─── EXTRACTED INFORMATION ───
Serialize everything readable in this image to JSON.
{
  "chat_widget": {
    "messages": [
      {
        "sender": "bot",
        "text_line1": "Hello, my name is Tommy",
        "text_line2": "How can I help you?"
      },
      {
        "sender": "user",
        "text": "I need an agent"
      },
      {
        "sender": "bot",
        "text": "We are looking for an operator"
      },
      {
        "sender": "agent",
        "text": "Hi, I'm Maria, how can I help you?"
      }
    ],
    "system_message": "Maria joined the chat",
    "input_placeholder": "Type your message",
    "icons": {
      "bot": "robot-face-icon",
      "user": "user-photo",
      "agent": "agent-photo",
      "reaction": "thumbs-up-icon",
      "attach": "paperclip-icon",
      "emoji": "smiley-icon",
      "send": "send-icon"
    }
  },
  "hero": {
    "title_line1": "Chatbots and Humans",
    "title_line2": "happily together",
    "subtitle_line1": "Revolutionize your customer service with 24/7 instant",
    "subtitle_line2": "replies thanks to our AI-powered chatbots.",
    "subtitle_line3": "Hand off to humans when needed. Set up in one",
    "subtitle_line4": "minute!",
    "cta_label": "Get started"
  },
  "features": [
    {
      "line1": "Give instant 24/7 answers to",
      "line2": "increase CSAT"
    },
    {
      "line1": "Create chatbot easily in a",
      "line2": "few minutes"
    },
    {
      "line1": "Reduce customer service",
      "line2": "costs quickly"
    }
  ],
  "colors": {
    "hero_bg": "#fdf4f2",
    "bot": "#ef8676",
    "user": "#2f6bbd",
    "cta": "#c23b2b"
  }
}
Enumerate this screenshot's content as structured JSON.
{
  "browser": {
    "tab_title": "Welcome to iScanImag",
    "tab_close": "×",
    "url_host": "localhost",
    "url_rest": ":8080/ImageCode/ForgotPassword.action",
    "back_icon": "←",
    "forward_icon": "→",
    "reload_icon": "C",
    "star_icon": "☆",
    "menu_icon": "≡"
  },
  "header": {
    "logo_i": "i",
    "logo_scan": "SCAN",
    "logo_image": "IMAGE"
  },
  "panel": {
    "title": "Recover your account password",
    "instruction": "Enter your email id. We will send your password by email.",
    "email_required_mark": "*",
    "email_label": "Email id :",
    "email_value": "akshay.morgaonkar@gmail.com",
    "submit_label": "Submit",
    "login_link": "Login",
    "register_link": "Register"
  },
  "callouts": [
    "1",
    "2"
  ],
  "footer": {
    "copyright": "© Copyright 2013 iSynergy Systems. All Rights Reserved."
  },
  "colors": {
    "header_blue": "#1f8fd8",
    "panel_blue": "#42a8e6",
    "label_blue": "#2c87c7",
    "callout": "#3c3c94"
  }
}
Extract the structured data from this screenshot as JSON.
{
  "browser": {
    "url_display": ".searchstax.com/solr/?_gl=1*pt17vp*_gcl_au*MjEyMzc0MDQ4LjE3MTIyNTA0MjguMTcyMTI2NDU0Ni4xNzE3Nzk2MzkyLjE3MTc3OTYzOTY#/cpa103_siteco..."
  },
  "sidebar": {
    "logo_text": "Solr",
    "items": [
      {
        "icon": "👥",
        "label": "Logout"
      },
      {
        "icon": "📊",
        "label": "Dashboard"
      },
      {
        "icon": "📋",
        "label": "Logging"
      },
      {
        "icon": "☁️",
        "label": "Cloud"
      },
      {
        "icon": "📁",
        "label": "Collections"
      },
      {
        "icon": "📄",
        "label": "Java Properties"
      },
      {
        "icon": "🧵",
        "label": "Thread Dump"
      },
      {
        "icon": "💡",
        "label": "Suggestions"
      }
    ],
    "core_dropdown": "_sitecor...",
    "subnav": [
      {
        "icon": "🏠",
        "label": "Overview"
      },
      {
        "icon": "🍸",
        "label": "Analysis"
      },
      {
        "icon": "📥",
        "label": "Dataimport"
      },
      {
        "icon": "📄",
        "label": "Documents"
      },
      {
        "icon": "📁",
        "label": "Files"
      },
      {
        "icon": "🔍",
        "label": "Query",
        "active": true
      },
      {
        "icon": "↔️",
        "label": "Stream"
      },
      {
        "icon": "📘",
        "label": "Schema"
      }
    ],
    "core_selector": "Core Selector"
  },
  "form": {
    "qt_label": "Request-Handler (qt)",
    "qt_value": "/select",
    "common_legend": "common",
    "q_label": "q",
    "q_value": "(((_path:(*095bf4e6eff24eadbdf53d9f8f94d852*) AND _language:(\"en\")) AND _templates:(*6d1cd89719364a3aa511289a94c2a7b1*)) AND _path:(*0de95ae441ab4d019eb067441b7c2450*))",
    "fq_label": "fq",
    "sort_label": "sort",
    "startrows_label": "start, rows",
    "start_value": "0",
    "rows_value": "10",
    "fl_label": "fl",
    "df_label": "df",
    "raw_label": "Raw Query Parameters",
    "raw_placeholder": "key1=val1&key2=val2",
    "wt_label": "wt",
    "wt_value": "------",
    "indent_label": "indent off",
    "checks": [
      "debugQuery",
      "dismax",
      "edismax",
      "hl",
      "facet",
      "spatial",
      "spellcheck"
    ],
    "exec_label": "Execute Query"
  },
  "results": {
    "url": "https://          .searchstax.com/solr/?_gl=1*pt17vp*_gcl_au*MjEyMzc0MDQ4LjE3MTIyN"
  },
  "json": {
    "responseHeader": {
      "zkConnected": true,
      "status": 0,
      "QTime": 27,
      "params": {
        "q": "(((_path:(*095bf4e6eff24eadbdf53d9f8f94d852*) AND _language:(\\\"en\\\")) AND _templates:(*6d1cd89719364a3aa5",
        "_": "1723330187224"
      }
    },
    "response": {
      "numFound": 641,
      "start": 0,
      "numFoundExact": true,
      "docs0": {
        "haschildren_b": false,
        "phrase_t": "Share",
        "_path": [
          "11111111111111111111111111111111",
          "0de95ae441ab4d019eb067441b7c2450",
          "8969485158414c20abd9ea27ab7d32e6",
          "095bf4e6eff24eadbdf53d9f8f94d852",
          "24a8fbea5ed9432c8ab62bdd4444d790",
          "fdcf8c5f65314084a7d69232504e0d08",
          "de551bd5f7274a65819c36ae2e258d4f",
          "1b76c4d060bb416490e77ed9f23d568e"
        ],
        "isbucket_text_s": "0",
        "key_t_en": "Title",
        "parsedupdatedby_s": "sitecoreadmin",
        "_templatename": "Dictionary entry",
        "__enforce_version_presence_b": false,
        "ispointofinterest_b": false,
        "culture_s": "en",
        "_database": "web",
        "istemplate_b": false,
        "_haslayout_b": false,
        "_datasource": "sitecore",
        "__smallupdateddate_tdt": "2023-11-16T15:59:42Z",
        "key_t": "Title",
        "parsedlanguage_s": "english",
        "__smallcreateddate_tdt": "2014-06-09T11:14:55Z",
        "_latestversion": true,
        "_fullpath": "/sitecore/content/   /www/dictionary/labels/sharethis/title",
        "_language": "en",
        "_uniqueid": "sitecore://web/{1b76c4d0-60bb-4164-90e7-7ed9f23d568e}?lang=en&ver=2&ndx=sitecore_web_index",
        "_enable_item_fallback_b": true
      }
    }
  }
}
───
TASK STATEMENT —
Extract the full set of entries word for word.

WORKED SOLUTION —
Serialize everything readable in this image to JSON.
{
  "chat_widget": {
    "messages": [
      {
        "sender": "bot",
        "text_line1": "Hello, my name is Tommy",
        "text_line2": "How can I help you?"
      },
      {
        "sender": "user",
        "text": "I need an agent"
      },
      {
        "sender": "bot",
        "text": "We are looking for an operator"
      },
      {
        "sender": "agent",
        "text": "Hi, I'm Maria, how can I help you?"
      }
    ],
    "system_message": "Maria joined the chat",
    "input_placeholder": "Type your message",
    "icons": {
      "bot": "robot-face-icon",
      "user": "user-photo",
      "agent": "agent-photo",
      "reaction": "thumbs-up-icon",
      "attach": "paperclip-icon",
      "emoji": "smiley-icon",
      "send": "send-icon"
    }
  },
  "hero": {
    "title_line1": "Chatbots and Humans",
    "title_line2": "happily together",
    "subtitle_line1": "Revolutionize your customer service with 24/7 instant",
    "subtitle_line2": "replies thanks to our AI-powered chatbots.",
    "subtitle_line3": "Hand off to humans when needed. Set up in one",
    "subtitle_line4": "minute!",
    "cta_label": "Get started"
  },
  "features": [
    {
      "line1": "Give instant 24/7 answers to",
      "line2": "increase CSAT"
    },
    {
      "line1": "Create chatbot easily in a",
      "line2": "few minutes"
    },
    {
      "line1": "Reduce customer service",
      "line2": "costs quickly"
    }
  ],
  "colors": {
    "hero_bg": "#fdf4f2",
    "bot": "#ef8676",
    "user": "#2f6bbd",
    "cta": "#c23b2b"
  }
}
Enumerate this screenshot's content as structured JSON.
{
  "browser": {
    "tab_title": "Welcome to iScanImag",
    "tab_close": "×",
    "url_host": "localhost",
    "url_rest": ":8080/ImageCode/ForgotPassword.action",
    "back_icon": "←",
    "forward_icon": "→",
    "reload_icon": "C",
    "star_icon": "☆",
    "menu_icon": "≡"
  },
  "header": {
    "logo_i": "i",
    "logo_scan": "SCAN",
    "logo_image": "IMAGE"
  },
  "panel": {
    "title": "Recover your account password",
    "instruction": "Enter your email id. We will send your password by email.",
    "email_required_mark": "*",
    "email_label": "Email id :",
    "email_value": "akshay.morgaonkar@gmail.com",
    "submit_label": "Submit",
    "login_link": "Login",
    "register_link": "Register"
  },
  "callouts": [
    "1",
    "2"
  ],
  "footer": {
    "copyright": "© Copyright 2013 iSynergy Systems. All Rights Reserved."
  },
  "colors": {
    "header_blue": "#1f8fd8",
    "panel_blue": "#42a8e6",
    "label_blue": "#2c87c7",
    "callout": "#3c3c94"
  }
}
Extract the structured data from this screenshot as JSON.
{
  "browser": {
    "url_display": ".searchstax.com/solr/?_gl=1*pt17vp*_gcl_au*MjEyMzc0MDQ4LjE3MTIyNTA0MjguMTcyMTI2NDU0Ni4xNzE3Nzk2MzkyLjE3MTc3OTYzOTY#/cpa103_siteco..."
  },
  "sidebar": {
    "logo_text": "Solr",
    "items": [
      {
        "icon": "👥",
        "label": "Logout"
      },
      {
        "icon": "📊",
        "label": "Dashboard"
      },
      {
        "icon": "📋",
        "label": "Logging"
      },
      {
        "icon": "☁️",
        "label": "Cloud"
      },
      {
        "icon": "📁",
        "label": "Collections"
      },
      {
        "icon": "📄",
        "label": "Java Properties"
      },
      {
        "icon": "🧵",
        "label": "Thread Dump"
      },
      {
        "icon": "💡",
        "label": "Suggestions"
      }
    ],
    "core_dropdown": "_sitecor...",
    "subnav": [
      {
        "icon": "🏠",
        "label": "Overview"
      },
      {
        "icon": "🍸",
        "label": "Analysis"
      },
      {
        "icon": "📥",
        "label": "Dataimport"
      },
      {
        "icon": "📄",
        "label": "Documents"
      },
      {
        "icon": "📁",
        "label": "Files"
      },
      {
        "icon": "🔍",
        "label": "Query",
        "active": true
      },
      {
        "icon": "↔️",
        "label": "Stream"
      },
      {
        "icon": "📘",
        "label": "Schema"
      }
    ],
    "core_selector": "Core Selector"
  },
  "form": {
    "qt_label": "Request-Handler (qt)",
    "qt_value": "/select",
    "common_legend": "common",
    "q_label": "q",
    "q_value": "(((_path:(*095bf4e6eff24eadbdf53d9f8f94d852*) AND _language:(\"en\")) AND _templates:(*6d1cd89719364a3aa511289a94c2a7b1*)) AND _path:(*0de95ae441ab4d019eb067441b7c2450*))",
    "fq_label": "fq",
    "sort_label": "sort",
    "startrows_label": "start, rows",
    "start_value": "0",
    "rows_value": "10",
    "fl_label": "fl",
    "df_label": "df",
    "raw_label": "Raw Query Parameters",
    "raw_placeholder": "key1=val1&key2=val2",
    "wt_label": "wt",
    "wt_value": "------",
    "indent_label": "indent off",
    "checks": [
      "debugQuery",
      "dismax",
      "edismax",
      "hl",
      "facet",
      "spatial",
      "spellcheck"
    ],
    "exec_label": "Execute Query"
  },
  "results": {
    "url": "https://          .searchstax.com/solr/?_gl=1*pt17vp*_gcl_au*MjEyMzc0MDQ4LjE3MTIyN"
  },
  "json": {
    "responseHeader": {
      "zkConnected": true,
      "status": 0,
      "QTime": 27,
      "params": {
        "q": "(((_path:(*095bf4e6eff24eadbdf53d9f8f94d852*) AND _language:(\\\"en\\\")) AND _templates:(*6d1cd89719364a3aa5",
        "_": "1723330187224"
      }
    },
    "response": {
      "numFound": 641,
      "start": 0,
      "numFoundExact": true,
      "docs0": {
        "haschildren_b": false,
        "phrase_t": "Share",
        "_path": [
          "11111111111111111111111111111111",
          "0de95ae441ab4d019eb067441b7c2450",
          "8969485158414c20abd9ea27ab7d32e6",
          "095bf4e6eff24eadbdf53d9f8f94d852",
          "24a8fbea5ed9432c8ab62bdd4444d790",
          "fdcf8c5f65314084a7d69232504e0d08",
          "de551bd5f7274a65819c36ae2e258d4f",
          "1b76c4d060bb416490e77ed9f23d568e"
        ],
        "isbucket_text_s": "0",
        "key_t_en": "Title",
        "parsedupdatedby_s": "sitecoreadmin",
        "_templatename": "Dictionary entry",
        "__enforce_version_presence_b": false,
        "ispointofinterest_b": false,
        "culture_s": "en",
        "_database": "web",
        "istemplate_b": false,
        "_haslayout_b": false,
        "_datasource": "sitecore",
        "__smallupdateddate_tdt": "2023-11-16T15:59:42Z",
        "key_t": "Title",
        "parsedlanguage_s": "english",
        "__smallcreateddate_tdt": "2014-06-09T11:14:55Z",
        "_latestversion": true,
        "_fullpath": "/sitecore/content/   /www/dictionary/labels/sharethis/title",
        "_language": "en",
        "_uniqueid": "sitecore://web/{1b76c4d0-60bb-4164-90e7-7ed9f23d568e}?lang=en&ver=2&ndx=sitecore_web_index",
        "_enable_item_fallback_b": true
      }
    }
  }
}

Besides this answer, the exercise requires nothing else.